** RECORDS SUPPLIED follows **

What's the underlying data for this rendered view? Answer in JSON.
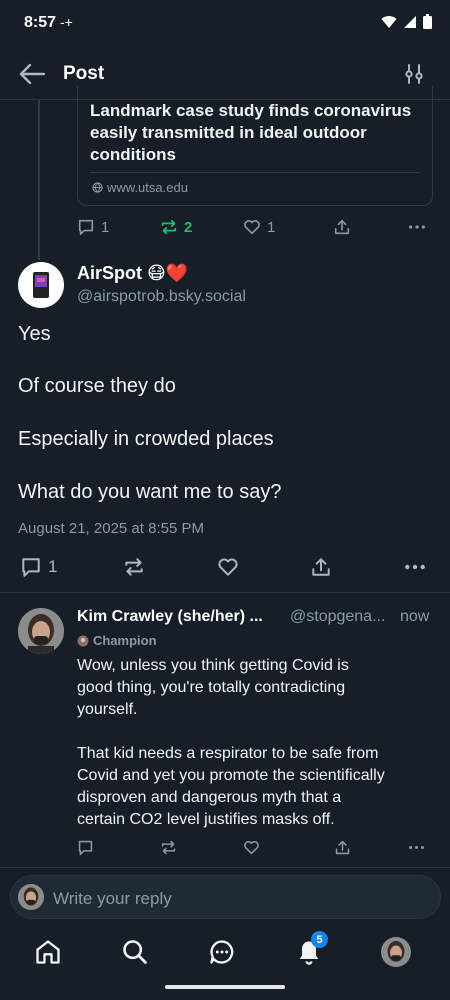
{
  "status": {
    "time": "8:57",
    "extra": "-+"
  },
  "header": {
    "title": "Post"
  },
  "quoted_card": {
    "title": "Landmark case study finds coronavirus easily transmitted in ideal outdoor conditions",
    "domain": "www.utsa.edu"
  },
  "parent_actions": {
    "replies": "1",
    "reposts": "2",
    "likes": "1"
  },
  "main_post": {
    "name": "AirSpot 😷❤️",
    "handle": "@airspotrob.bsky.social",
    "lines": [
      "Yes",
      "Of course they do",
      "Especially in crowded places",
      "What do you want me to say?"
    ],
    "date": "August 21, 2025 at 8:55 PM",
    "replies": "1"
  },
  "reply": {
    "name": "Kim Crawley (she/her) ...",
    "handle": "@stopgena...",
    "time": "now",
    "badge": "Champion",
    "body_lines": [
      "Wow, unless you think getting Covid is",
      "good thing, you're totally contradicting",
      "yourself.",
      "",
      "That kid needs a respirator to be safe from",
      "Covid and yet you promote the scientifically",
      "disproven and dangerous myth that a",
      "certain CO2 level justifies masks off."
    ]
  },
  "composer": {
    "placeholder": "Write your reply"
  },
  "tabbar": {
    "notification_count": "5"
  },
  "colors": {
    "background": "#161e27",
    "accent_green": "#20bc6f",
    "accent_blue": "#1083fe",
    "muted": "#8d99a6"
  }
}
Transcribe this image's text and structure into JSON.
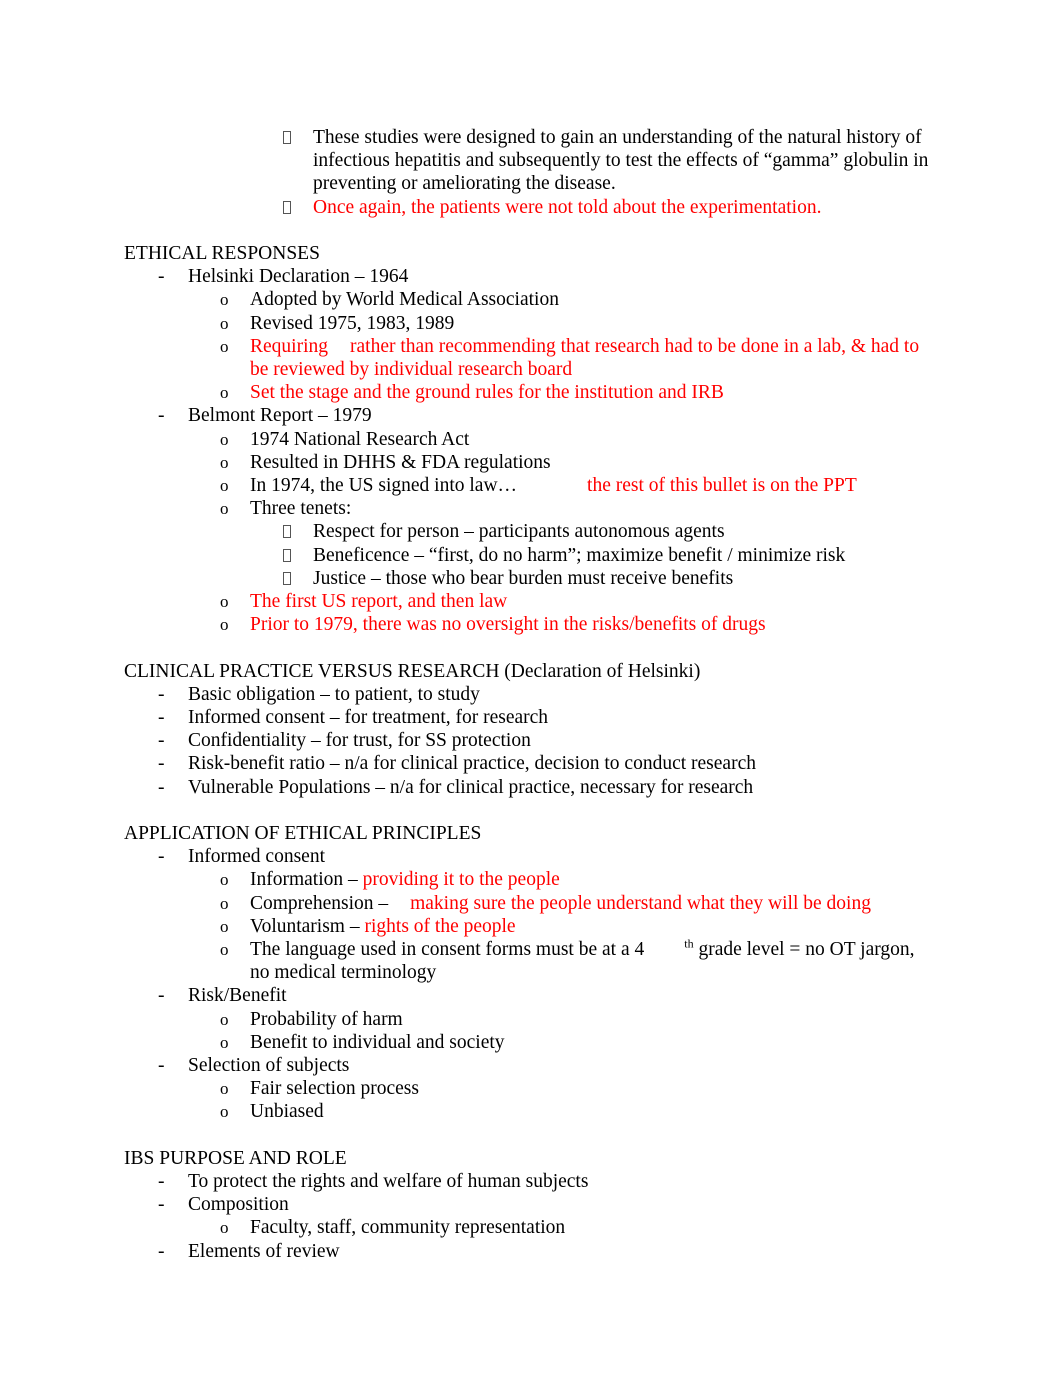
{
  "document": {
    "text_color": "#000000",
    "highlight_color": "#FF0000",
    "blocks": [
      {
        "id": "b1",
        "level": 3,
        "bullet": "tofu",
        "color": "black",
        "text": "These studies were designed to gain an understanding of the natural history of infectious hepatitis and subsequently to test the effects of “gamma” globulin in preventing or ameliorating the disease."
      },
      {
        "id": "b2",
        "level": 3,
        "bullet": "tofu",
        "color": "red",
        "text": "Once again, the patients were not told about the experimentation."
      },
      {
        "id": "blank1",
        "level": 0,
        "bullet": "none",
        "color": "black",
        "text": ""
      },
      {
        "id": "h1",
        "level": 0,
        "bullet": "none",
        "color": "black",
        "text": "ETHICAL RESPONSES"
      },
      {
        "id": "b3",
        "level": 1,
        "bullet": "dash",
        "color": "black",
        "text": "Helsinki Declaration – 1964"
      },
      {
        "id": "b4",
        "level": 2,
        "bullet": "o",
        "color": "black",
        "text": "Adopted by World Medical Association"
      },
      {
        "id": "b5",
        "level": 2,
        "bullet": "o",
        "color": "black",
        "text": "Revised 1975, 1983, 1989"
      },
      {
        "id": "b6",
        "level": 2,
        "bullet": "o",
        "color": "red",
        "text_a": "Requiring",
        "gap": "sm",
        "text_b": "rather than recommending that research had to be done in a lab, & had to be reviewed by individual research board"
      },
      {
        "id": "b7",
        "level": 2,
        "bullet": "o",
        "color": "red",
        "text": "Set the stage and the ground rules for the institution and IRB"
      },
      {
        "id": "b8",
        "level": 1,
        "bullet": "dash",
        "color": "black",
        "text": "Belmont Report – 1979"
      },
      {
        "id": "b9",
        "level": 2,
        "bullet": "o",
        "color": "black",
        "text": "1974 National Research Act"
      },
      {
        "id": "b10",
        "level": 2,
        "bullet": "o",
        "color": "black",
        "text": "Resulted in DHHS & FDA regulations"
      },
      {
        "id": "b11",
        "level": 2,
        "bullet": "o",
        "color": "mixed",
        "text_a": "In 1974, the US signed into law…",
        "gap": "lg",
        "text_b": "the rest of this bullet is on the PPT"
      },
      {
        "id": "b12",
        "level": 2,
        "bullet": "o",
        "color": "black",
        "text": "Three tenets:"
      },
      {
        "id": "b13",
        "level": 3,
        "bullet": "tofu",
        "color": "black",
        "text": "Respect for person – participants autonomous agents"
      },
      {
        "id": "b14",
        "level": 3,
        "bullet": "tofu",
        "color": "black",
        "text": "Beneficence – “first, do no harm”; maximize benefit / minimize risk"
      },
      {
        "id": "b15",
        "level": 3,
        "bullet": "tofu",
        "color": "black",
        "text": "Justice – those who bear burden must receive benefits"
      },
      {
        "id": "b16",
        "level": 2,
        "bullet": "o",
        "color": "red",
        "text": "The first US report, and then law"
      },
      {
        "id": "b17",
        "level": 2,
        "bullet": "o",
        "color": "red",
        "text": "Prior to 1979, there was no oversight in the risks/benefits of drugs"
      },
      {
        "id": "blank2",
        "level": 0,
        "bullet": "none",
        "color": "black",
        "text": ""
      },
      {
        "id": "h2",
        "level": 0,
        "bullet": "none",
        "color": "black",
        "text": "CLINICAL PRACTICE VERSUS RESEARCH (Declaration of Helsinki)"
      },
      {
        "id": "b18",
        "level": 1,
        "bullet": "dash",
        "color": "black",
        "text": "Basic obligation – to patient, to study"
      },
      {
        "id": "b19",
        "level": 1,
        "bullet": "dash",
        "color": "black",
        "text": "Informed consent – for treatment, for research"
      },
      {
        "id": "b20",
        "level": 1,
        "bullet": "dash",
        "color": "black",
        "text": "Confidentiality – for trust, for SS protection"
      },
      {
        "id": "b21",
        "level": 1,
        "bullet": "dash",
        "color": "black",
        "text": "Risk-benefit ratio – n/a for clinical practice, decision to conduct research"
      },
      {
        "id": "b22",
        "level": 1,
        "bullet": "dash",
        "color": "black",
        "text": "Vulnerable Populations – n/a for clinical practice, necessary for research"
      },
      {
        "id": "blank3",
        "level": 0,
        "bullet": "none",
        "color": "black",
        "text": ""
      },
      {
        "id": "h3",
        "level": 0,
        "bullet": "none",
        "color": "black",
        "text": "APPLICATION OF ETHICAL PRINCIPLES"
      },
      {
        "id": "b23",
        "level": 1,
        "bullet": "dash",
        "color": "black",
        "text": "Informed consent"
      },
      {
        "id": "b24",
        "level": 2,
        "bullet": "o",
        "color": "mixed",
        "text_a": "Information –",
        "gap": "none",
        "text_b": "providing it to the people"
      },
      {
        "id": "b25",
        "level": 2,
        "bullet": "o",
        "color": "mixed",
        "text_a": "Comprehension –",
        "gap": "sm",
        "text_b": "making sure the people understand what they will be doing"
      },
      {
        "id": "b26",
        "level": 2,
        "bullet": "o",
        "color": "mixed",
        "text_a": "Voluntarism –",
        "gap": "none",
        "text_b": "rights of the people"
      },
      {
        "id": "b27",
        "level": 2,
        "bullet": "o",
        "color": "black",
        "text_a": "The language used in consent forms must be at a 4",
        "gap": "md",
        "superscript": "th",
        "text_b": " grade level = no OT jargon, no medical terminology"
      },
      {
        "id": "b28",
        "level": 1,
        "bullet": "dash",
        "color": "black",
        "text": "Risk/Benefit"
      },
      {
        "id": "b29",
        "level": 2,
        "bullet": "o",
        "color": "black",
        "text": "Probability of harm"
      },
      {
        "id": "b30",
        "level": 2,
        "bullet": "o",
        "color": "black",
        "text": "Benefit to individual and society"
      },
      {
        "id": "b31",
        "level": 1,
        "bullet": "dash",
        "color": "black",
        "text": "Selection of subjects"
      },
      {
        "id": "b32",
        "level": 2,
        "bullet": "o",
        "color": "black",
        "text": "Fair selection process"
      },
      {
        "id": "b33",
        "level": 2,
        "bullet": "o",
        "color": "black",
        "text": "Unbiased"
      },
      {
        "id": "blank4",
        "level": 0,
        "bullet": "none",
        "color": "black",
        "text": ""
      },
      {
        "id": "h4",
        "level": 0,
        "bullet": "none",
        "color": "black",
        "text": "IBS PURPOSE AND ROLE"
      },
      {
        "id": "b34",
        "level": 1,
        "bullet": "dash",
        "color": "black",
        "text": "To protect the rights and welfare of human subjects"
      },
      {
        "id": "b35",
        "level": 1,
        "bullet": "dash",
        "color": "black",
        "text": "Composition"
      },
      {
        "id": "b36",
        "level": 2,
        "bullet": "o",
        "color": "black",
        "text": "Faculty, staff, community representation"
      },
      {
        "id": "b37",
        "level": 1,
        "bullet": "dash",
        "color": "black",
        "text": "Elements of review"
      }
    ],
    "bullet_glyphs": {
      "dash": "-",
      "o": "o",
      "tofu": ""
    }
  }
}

** End of RECORDS SUPPLIED **

> _EXERCISE OBJECTIVE_:
Within the material, how many lines hold "must"? Say only the number.

> _EXERCISE ANSWER_:
2